- _Work to complete_
Extract every line where the string "从增速看" appears.

- _Raw records_

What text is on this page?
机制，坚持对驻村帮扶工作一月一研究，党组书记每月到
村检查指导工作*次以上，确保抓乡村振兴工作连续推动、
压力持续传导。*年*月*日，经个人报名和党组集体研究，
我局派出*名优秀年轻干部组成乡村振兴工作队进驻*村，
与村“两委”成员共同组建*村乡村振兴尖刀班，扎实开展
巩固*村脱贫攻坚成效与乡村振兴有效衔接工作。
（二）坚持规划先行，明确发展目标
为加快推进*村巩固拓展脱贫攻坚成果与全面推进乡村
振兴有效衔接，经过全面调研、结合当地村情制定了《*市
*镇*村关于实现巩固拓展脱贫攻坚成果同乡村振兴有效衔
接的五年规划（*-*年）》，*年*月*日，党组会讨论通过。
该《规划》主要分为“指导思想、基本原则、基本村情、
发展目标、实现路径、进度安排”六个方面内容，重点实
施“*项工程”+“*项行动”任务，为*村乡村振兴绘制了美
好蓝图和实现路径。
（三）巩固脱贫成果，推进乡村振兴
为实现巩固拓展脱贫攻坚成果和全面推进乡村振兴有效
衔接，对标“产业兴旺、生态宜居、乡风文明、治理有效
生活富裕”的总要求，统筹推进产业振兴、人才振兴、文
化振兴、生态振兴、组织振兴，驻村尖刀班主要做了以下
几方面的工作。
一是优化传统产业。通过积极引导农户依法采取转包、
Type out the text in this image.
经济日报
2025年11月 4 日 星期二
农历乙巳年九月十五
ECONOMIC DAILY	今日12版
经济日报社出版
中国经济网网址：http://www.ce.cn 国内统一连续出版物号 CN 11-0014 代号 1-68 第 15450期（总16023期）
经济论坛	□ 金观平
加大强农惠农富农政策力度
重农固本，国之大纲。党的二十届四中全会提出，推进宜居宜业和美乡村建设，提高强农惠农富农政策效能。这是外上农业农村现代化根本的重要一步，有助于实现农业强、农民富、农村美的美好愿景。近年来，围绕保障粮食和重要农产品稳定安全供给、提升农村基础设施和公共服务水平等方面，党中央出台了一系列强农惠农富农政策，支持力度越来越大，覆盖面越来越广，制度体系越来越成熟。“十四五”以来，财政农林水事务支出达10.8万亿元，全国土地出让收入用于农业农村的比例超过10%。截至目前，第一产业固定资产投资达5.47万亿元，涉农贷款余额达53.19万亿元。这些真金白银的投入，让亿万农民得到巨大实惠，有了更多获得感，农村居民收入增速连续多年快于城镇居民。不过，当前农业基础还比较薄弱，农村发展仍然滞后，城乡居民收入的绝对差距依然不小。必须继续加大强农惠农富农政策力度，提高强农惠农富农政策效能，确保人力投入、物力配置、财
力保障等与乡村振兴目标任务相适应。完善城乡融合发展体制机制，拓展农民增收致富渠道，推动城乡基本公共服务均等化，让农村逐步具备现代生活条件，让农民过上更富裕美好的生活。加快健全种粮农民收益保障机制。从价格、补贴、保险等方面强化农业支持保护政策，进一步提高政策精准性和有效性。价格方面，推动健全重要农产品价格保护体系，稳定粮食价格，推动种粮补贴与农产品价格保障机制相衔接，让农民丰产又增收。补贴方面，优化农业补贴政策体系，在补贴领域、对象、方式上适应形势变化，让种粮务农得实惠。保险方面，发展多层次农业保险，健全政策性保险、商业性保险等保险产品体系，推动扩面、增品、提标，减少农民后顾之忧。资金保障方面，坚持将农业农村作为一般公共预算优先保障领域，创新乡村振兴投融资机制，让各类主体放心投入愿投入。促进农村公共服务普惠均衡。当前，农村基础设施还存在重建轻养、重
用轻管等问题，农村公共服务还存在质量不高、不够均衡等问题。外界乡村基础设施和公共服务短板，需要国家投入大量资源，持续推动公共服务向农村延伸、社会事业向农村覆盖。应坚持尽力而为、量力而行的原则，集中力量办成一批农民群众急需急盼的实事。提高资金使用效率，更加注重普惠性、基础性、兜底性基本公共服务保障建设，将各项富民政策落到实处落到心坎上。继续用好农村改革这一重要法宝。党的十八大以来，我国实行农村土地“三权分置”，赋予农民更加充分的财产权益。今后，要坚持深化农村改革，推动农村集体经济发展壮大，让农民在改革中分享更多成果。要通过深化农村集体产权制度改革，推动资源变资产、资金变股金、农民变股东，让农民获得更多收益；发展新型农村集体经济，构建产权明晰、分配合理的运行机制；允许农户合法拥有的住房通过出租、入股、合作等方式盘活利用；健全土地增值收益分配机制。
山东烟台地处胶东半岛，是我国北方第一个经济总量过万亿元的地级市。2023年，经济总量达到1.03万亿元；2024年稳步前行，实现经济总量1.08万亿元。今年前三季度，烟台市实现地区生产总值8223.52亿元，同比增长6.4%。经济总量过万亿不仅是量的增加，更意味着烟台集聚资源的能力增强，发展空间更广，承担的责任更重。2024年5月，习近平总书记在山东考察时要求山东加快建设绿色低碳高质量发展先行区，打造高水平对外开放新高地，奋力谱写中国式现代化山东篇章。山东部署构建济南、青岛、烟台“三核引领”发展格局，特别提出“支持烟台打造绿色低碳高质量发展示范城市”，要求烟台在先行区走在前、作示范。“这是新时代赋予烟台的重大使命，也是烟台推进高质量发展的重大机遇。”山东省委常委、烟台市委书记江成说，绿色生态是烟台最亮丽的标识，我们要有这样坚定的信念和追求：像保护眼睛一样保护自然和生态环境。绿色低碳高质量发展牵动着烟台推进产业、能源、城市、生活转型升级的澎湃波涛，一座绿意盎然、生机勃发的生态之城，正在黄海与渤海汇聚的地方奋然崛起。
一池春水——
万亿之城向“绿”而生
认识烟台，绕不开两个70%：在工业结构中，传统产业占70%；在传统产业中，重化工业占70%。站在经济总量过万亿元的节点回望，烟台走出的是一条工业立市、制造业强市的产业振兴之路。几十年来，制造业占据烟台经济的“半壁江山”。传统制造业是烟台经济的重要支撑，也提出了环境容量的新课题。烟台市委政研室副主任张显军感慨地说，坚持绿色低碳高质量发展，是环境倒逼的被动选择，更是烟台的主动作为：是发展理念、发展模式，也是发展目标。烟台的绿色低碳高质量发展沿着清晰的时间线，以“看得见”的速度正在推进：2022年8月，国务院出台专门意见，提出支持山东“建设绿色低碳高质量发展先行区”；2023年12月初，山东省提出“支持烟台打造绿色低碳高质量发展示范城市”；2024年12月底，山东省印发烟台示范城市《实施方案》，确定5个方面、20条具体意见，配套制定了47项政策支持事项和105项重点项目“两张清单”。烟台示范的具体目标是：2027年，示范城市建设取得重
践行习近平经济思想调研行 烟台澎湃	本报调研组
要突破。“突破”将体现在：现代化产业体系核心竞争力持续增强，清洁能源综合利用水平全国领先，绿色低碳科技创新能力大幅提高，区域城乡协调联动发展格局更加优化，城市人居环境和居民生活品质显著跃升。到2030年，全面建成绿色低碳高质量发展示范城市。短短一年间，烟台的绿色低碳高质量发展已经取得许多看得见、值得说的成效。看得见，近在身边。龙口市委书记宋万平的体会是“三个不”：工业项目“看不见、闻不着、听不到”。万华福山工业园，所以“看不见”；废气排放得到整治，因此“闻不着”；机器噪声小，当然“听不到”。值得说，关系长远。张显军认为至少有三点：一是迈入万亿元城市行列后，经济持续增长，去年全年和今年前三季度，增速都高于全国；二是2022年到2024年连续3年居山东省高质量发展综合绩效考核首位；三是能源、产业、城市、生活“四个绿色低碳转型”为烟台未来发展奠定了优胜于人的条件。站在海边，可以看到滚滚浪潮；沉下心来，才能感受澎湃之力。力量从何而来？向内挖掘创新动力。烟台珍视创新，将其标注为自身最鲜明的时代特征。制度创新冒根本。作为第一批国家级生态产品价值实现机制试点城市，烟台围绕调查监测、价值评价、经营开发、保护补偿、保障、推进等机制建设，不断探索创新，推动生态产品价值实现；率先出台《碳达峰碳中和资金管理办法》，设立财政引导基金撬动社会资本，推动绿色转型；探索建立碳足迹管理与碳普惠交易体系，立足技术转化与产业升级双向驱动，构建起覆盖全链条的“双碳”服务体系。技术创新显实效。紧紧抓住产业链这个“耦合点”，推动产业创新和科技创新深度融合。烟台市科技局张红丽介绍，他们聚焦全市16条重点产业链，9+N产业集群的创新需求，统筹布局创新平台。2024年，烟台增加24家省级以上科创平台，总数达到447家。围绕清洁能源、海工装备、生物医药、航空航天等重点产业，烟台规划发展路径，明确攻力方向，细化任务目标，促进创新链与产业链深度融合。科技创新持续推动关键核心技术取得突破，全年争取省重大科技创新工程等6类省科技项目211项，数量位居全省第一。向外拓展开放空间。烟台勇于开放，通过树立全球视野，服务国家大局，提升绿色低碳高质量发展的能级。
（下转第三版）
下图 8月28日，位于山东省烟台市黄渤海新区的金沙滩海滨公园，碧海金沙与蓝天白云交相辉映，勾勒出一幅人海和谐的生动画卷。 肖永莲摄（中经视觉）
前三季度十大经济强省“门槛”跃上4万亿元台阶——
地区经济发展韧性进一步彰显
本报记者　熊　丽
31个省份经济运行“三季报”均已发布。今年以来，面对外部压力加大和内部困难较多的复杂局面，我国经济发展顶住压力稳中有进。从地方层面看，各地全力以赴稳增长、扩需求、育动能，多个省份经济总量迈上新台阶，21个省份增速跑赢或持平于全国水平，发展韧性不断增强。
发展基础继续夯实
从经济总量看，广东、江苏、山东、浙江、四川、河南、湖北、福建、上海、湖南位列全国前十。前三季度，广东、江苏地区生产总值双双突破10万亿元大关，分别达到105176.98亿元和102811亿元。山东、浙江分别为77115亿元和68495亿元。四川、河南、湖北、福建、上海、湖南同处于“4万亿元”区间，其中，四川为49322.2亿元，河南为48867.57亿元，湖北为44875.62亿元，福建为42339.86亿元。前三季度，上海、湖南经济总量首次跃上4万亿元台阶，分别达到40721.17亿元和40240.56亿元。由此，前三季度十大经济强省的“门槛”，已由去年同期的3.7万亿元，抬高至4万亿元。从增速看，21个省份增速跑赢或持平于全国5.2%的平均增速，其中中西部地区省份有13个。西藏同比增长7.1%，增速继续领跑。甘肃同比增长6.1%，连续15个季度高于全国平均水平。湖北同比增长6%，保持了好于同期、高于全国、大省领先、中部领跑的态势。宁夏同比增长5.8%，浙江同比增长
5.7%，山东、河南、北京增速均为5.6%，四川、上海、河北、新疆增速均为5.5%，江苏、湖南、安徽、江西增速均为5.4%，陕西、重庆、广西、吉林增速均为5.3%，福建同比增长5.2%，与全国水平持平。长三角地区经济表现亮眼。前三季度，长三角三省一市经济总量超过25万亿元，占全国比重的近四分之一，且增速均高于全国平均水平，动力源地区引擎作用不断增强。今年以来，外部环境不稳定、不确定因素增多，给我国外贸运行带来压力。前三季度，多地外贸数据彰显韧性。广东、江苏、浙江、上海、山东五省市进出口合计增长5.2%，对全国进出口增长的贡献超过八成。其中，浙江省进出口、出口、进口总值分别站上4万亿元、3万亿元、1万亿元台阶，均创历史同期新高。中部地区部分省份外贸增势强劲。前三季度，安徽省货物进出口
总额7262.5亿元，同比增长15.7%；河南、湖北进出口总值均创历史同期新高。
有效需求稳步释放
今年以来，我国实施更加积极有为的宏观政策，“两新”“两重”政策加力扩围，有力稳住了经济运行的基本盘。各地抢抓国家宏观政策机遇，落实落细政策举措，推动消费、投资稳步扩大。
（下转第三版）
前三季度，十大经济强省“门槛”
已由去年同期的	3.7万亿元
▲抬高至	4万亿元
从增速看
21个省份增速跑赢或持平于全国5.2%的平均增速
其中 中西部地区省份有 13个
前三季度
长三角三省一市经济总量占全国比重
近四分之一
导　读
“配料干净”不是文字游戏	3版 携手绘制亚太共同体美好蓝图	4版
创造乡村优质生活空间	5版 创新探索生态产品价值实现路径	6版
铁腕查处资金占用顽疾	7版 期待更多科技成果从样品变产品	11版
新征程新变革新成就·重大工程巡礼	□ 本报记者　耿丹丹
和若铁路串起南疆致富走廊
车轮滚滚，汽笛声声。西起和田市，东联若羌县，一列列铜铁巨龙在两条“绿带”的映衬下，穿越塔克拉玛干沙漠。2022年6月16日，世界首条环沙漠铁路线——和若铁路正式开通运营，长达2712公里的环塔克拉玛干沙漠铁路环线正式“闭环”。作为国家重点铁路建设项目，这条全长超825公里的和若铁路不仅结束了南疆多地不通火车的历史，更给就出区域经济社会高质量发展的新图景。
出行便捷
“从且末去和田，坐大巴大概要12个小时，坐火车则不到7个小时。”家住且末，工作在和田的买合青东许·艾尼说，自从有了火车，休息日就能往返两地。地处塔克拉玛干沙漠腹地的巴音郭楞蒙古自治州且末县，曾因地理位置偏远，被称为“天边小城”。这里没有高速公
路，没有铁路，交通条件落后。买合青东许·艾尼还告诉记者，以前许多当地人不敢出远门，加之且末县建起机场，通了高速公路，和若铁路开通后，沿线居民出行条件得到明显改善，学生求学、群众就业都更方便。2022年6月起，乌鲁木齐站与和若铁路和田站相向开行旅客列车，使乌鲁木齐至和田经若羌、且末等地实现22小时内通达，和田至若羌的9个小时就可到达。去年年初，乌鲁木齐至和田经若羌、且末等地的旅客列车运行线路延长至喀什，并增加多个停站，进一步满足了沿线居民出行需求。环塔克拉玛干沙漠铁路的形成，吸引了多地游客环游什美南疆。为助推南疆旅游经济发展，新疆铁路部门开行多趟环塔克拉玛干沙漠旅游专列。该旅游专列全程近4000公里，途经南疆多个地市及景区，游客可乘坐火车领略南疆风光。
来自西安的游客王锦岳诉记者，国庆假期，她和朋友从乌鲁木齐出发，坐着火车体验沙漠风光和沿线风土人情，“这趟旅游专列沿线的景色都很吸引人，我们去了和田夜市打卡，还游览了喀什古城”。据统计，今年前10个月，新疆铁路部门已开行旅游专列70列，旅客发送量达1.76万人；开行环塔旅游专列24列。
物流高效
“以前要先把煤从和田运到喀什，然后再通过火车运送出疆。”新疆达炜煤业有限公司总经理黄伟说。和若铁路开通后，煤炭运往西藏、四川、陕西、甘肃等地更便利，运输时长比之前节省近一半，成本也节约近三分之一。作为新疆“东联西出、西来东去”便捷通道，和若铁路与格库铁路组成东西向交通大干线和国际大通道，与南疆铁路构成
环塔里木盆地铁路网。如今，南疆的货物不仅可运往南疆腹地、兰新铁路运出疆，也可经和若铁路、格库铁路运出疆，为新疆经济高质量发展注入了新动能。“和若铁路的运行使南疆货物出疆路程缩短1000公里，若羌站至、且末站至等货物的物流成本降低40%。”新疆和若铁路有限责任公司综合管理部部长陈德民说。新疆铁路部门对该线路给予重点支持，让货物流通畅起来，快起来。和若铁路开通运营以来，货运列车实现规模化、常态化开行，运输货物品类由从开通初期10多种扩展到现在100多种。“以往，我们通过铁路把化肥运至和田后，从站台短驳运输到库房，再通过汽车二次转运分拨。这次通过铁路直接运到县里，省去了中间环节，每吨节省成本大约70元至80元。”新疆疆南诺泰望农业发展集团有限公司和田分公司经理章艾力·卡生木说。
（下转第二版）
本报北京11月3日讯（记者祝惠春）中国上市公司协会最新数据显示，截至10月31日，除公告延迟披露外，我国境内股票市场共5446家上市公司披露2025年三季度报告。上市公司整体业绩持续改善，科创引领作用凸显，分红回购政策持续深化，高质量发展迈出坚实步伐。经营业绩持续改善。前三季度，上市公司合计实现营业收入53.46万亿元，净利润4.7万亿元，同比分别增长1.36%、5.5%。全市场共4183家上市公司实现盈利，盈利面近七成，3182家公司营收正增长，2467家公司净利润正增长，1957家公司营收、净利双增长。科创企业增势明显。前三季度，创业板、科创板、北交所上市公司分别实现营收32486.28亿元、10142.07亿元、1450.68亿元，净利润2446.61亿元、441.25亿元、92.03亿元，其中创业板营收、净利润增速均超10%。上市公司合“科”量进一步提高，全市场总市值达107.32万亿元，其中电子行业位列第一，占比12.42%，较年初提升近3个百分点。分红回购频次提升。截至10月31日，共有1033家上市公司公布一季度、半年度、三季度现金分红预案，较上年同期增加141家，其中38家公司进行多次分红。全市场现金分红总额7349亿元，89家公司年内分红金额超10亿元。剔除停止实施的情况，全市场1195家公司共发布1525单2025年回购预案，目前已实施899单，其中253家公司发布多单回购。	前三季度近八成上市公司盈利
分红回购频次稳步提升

- _Written reply_
从经济总量看，广东、江苏、山东、浙江、四川、河南、湖北、福建、上海、湖南位列全国前十。前三季度，广东、江苏地区生产总值双双突破10万亿元大关，分别达到105176.98亿元和102811亿元。山东、浙江分别为77115亿元和68495亿元。四川、河南、湖北、福建、上海、湖南同处于“4万亿元”区间，其中，四川为49322.2亿元，河南为48867.57亿元，湖北为44875.62亿元，福建为42339.86亿元。前三季度，上海、湖南经济总量首次跃上4万亿元台阶，分别达到40721.17亿元和40240.56亿元。由此，前三季度十大经济强省的“门槛”，已由去年同期的3.7万亿元，抬高至4万亿元。从增速看，21个省份增速跑赢或持平于全国5.2%的平均增速，其中中西部地区省份有13个。西藏同比增长7.1%，增速继续领跑。甘肃同比增长6.1%，连续15个季度高于全国平均水平。湖北同比增长6%，保持了好于同期、高于全国、大省领先、中部领跑的态势。宁夏同比增长5.8%，浙江同比增长
从增速看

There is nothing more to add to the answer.